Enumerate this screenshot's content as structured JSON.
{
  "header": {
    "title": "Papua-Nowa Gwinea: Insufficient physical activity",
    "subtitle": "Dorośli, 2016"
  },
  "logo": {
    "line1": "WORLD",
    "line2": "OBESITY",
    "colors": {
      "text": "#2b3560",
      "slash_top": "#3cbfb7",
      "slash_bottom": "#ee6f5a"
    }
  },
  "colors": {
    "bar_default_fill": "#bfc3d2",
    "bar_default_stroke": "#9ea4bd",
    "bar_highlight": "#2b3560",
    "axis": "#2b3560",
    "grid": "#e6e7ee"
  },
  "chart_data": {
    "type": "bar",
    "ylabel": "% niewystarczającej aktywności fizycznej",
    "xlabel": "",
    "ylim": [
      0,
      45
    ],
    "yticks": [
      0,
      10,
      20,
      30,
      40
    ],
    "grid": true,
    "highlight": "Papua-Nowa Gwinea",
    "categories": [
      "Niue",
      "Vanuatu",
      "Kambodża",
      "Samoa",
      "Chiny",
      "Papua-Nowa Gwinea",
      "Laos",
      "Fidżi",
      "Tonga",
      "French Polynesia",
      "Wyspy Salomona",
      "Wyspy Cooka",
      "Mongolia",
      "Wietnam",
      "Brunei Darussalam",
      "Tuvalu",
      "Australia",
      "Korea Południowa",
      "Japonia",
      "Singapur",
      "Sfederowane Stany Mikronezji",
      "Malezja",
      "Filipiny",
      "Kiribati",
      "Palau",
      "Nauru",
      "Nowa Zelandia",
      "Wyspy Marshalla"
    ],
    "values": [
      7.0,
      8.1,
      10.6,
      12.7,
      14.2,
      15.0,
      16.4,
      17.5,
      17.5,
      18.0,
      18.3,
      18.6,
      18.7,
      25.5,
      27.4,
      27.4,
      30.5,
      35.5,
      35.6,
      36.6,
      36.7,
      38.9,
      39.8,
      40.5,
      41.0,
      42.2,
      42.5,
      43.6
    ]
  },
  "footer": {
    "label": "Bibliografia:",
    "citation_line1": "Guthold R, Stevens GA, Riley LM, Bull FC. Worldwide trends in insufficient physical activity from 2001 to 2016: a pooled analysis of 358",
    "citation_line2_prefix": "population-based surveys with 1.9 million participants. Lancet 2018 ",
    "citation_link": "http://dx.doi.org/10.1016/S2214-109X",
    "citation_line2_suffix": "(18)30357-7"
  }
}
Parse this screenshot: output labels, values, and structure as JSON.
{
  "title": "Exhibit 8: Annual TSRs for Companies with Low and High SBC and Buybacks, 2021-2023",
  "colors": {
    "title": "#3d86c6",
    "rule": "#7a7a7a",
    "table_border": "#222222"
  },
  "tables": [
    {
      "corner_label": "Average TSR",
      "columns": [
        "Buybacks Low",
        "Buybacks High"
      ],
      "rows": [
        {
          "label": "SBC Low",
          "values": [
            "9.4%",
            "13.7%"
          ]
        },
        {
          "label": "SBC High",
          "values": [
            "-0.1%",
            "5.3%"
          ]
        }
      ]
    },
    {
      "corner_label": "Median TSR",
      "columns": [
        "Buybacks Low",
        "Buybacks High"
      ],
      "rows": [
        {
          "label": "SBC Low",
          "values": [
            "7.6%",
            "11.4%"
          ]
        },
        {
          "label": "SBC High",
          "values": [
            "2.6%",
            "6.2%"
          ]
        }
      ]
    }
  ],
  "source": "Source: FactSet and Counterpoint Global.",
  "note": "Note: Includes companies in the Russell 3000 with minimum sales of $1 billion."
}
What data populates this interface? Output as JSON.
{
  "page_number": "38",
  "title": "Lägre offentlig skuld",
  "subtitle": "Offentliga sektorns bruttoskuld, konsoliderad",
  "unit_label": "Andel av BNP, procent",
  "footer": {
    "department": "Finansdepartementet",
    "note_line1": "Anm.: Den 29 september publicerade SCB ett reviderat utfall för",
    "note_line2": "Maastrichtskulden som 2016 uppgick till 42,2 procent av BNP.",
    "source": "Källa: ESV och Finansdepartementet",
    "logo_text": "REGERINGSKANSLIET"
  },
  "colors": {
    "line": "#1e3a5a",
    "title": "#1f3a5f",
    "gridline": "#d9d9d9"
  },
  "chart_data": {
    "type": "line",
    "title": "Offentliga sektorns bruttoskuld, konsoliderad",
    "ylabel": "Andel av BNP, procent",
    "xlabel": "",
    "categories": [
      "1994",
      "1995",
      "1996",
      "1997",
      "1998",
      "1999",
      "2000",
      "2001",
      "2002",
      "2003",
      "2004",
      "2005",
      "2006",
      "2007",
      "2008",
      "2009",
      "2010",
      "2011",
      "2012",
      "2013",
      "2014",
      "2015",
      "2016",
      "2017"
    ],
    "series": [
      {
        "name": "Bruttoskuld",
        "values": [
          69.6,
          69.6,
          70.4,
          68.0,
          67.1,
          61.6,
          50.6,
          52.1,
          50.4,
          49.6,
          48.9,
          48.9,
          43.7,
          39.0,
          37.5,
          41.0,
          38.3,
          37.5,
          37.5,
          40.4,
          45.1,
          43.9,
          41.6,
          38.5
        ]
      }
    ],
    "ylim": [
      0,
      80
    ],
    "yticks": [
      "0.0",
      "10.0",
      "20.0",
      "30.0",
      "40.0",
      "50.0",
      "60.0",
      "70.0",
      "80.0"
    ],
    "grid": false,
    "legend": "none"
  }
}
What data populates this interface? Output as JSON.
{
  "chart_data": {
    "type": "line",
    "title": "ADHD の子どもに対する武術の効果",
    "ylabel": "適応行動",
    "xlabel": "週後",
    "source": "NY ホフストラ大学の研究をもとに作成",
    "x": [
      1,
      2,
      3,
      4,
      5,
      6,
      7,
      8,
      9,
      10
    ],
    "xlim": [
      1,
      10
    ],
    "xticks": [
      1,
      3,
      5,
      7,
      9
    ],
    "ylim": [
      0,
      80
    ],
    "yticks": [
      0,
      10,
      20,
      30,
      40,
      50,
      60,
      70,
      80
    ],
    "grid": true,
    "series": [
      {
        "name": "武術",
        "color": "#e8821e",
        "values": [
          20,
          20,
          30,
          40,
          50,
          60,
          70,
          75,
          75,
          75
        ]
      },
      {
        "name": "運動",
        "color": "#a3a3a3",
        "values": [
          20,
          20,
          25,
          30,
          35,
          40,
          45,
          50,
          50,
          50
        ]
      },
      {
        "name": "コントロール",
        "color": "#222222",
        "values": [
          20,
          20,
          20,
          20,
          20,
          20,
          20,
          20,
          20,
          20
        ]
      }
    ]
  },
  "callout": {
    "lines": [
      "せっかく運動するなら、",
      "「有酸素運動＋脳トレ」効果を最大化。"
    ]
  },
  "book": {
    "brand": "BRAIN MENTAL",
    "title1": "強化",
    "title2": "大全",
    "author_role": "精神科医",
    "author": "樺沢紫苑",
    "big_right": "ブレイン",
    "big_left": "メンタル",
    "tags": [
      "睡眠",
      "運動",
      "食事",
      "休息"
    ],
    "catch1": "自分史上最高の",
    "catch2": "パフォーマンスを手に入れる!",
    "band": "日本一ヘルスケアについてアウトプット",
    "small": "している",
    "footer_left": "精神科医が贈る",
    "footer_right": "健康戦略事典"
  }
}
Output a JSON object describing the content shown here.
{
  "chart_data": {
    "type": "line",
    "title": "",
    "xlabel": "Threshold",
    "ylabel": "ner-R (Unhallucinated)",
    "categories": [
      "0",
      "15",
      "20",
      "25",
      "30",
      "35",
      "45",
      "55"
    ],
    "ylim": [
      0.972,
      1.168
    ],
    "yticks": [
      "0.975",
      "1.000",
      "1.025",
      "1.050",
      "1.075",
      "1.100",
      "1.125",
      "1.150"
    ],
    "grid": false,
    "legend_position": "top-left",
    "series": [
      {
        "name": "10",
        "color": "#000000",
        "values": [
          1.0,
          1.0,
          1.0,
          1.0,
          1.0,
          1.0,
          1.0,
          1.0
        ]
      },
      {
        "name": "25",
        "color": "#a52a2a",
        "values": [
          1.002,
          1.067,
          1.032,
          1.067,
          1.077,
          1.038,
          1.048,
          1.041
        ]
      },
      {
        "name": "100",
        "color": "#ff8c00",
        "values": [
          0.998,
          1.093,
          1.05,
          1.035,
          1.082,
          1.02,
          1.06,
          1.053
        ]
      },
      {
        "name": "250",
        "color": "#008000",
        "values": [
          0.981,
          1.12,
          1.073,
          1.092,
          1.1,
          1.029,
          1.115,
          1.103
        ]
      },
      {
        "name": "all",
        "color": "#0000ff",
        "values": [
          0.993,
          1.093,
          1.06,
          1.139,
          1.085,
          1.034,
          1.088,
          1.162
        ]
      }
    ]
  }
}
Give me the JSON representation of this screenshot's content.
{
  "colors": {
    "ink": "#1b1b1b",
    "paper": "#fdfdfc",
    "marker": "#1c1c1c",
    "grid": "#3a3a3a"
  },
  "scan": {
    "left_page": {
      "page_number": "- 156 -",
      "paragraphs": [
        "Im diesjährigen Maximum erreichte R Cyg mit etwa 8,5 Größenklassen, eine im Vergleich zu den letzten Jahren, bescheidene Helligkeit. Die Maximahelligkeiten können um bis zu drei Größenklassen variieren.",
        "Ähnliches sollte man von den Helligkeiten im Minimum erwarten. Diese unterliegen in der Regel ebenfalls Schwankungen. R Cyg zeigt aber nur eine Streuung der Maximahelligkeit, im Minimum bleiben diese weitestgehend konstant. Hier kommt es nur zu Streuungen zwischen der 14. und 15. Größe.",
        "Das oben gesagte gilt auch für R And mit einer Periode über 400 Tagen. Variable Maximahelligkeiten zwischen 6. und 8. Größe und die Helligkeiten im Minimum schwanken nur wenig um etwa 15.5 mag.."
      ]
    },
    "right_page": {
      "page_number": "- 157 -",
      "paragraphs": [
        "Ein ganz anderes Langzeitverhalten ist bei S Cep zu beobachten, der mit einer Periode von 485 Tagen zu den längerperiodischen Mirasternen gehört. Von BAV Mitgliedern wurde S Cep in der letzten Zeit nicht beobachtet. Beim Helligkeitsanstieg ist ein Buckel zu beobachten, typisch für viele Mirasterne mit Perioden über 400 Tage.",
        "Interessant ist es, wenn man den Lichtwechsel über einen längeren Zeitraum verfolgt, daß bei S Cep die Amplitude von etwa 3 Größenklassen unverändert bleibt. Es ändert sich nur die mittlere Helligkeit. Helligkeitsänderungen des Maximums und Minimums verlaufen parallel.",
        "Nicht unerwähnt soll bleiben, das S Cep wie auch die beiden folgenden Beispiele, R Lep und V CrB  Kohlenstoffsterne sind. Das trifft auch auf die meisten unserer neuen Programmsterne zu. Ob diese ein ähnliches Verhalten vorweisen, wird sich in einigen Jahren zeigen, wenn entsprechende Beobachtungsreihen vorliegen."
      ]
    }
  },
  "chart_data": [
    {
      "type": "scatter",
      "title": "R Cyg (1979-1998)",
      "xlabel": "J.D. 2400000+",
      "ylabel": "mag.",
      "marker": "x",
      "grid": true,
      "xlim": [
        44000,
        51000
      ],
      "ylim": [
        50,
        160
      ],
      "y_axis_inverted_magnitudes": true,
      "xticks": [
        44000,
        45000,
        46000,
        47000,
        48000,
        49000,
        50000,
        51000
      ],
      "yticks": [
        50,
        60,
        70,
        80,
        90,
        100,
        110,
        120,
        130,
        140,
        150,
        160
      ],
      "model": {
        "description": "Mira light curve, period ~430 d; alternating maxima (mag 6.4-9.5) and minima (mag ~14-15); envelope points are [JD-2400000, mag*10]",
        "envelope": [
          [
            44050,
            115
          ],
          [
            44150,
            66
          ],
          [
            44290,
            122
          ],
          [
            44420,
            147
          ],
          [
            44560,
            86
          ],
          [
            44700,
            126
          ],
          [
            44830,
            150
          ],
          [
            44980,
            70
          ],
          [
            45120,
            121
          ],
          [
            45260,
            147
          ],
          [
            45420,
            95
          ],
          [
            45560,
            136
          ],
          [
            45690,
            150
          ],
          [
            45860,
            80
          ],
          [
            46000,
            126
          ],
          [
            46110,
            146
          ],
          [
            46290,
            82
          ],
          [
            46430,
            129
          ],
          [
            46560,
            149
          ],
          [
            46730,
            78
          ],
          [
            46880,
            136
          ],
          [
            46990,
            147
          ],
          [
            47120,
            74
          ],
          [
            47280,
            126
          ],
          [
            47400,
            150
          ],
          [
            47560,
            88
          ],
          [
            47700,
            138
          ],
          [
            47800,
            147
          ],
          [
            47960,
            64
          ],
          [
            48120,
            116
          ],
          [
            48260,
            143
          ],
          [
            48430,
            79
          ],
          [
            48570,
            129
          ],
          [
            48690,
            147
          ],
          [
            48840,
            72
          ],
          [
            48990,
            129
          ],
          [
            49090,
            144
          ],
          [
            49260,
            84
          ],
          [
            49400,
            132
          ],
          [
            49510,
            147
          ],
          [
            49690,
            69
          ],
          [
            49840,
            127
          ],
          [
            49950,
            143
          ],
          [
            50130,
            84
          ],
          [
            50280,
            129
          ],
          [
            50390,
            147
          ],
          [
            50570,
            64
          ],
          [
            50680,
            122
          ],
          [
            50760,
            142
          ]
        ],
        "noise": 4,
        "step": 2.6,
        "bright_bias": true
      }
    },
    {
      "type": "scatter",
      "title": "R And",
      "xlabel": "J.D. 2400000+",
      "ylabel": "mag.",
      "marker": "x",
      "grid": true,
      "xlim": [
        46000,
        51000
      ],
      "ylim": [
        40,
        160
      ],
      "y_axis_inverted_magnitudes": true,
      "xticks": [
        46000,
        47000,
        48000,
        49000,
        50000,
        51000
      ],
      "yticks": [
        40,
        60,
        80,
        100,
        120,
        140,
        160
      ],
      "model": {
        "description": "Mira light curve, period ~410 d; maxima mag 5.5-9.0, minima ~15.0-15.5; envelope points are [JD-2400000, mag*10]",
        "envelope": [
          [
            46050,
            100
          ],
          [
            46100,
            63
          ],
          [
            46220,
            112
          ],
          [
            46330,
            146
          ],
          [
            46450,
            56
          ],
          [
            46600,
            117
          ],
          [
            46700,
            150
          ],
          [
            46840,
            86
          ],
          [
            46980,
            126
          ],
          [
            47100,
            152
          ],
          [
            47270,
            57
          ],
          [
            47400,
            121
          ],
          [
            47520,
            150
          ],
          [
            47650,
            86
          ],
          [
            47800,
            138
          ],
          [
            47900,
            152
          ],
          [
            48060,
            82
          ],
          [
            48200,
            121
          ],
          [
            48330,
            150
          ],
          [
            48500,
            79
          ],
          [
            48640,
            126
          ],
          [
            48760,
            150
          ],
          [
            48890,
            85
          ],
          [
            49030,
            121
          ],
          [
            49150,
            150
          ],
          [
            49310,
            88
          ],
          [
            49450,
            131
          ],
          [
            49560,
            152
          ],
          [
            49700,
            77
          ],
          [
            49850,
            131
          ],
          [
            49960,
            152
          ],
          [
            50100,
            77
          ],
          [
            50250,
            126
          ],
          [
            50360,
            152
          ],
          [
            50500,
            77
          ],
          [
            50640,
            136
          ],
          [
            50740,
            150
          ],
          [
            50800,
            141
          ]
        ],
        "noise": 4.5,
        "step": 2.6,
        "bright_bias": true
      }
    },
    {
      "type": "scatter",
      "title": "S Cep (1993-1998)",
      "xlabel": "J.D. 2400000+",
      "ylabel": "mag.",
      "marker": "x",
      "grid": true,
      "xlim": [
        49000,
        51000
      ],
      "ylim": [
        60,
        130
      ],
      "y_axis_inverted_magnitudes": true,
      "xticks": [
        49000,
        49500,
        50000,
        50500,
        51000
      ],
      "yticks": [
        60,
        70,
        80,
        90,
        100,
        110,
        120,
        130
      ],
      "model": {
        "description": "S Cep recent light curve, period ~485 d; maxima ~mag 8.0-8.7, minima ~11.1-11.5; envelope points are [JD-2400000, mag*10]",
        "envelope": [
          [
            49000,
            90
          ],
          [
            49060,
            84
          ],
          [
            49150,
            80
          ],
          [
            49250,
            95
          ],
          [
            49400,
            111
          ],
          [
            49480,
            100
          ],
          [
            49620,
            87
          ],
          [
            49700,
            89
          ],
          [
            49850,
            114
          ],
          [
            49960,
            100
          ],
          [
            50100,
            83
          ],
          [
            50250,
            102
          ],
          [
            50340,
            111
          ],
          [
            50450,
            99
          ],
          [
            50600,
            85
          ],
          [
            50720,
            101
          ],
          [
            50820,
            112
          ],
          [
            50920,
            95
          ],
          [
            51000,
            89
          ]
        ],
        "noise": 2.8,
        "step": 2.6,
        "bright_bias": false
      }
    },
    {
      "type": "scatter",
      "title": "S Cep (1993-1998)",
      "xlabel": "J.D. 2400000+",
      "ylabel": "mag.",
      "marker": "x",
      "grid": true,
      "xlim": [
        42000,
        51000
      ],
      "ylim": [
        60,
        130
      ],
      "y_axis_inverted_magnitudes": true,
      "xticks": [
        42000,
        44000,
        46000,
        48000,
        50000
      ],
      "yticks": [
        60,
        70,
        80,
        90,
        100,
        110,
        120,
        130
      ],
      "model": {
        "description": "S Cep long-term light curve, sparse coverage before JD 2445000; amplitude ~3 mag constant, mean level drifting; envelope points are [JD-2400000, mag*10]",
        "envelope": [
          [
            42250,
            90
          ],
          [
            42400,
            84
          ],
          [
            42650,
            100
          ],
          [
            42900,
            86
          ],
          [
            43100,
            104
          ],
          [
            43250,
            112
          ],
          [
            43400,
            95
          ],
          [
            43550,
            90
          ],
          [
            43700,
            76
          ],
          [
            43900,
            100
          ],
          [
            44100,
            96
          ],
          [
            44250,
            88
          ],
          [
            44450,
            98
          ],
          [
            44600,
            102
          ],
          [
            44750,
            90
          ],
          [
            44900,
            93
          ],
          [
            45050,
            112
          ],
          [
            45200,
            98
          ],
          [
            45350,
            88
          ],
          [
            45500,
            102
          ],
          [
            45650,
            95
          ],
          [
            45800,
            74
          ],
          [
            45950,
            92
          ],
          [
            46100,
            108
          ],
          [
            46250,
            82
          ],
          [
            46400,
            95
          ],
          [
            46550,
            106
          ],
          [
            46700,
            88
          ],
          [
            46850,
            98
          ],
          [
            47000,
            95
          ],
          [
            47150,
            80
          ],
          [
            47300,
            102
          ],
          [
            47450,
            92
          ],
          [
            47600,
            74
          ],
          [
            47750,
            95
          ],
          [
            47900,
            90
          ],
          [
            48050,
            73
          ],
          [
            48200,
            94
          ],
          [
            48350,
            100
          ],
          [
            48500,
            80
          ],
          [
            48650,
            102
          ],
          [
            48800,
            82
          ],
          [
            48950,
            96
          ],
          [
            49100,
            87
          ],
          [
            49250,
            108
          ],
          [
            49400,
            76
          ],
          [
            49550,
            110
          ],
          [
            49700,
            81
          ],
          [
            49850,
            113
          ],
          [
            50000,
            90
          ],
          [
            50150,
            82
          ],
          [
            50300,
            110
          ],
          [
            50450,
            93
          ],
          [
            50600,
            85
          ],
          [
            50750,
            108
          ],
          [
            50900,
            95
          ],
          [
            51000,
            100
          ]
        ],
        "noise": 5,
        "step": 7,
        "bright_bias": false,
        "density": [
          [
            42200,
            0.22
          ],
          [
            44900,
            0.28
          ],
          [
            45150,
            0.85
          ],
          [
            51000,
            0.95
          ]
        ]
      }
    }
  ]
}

# What the task asks:
Copy every line of the records above that contains "source".

# Answer to the exercise:
  "source": "Source: FactSet and Counterpoint Global.",
    "source": "Källa: ESV och Finansdepartementet",
    "source": "NY ホフストラ大学の研究をもとに作成",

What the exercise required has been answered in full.